*What is being asked:* Your task is to repeat the entries word for word while leaving out the pictures.

*Excerpted records:*
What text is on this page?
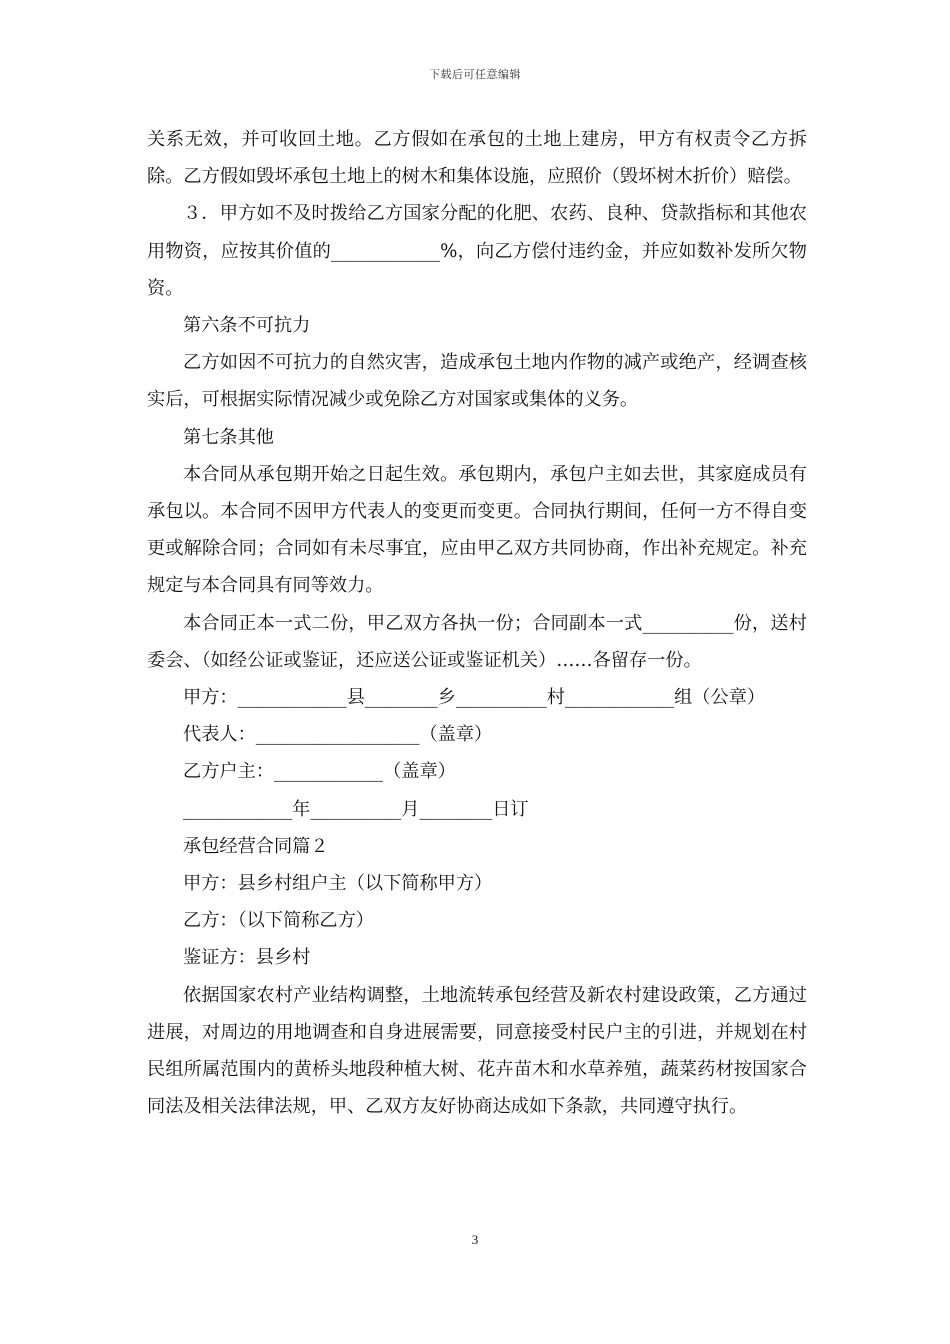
下载后可任意编辑

关系无效，并可收回土地。乙方假如在承包的土地上建房，甲方有权责令乙方拆除。乙方假如毁坏承包土地上的树木和集体设施，应照价（毁坏树木折价）赔偿。

３．甲方如不及时拨给乙方国家分配的化肥、农药、良种、贷款指标和其他农用物资，应按其价值的____________%，向乙方偿付违约金，并应如数补发所欠物资。

第六条不可抗力

乙方如因不可抗力的自然灾害，造成承包土地内作物的减产或绝产，经调查核实后，可根据实际情况减少或免除乙方对国家或集体的义务。

第七条其他

本合同从承包期开始之日起生效。承包期内，承包户主如去世，其家庭成员有承包以。本合同不因甲方代表人的变更而变更。合同执行期间，任何一方不得自变更或解除合同；合同如有未尽事宜，应由甲乙双方共同协商，作出补充规定。补充规定与本合同具有同等效力。

本合同正本一式二份，甲乙双方各执一份；合同副本一式__________份，送村委会、（如经公证或鉴证，还应送公证或鉴证机关）……各留存一份。

甲方：____________县________乡__________村____________组（公章）

代表人：__________________（盖章）

乙方户主：____________（盖章）

____________年__________月________日订

承包经营合同篇２

甲方：县乡村组户主（以下简称甲方）

乙方：（以下简称乙方）

鉴证方：县乡村

依据国家农村产业结构调整，土地流转承包经营及新农村建设政策，乙方通过进展，对周边的用地调查和自身进展需要，同意接受村民户主的引进，并规划在村民组所属范围内的黄桥头地段种植大树、花卉苗木和水草养殖，蔬菜药材按国家合同法及相关法律法规，甲、乙双方友好协商达成如下条款，共同遵守执行。

3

*Answer:*
What text is on this page?
下载后可任意编辑

关系无效，并可收回土地。乙方假如在承包的土地上建房，甲方有权责令乙方拆除。乙方假如毁坏承包土地上的树木和集体设施，应照价（毁坏树木折价）赔偿。

３．甲方如不及时拨给乙方国家分配的化肥、农药、良种、贷款指标和其他农用物资，应按其价值的____________%，向乙方偿付违约金，并应如数补发所欠物资。

第六条不可抗力

乙方如因不可抗力的自然灾害，造成承包土地内作物的减产或绝产，经调查核实后，可根据实际情况减少或免除乙方对国家或集体的义务。

第七条其他

本合同从承包期开始之日起生效。承包期内，承包户主如去世，其家庭成员有承包以。本合同不因甲方代表人的变更而变更。合同执行期间，任何一方不得自变更或解除合同；合同如有未尽事宜，应由甲乙双方共同协商，作出补充规定。补充规定与本合同具有同等效力。

本合同正本一式二份，甲乙双方各执一份；合同副本一式__________份，送村委会、（如经公证或鉴证，还应送公证或鉴证机关）……各留存一份。

甲方：____________县________乡__________村____________组（公章）

代表人：__________________（盖章）

乙方户主：____________（盖章）

____________年__________月________日订

承包经营合同篇２

甲方：县乡村组户主（以下简称甲方）

乙方：（以下简称乙方）

鉴证方：县乡村

依据国家农村产业结构调整，土地流转承包经营及新农村建设政策，乙方通过进展，对周边的用地调查和自身进展需要，同意接受村民户主的引进，并规划在村民组所属范围内的黄桥头地段种植大树、花卉苗木和水草养殖，蔬菜药材按国家合同法及相关法律法规，甲、乙双方友好协商达成如下条款，共同遵守执行。

3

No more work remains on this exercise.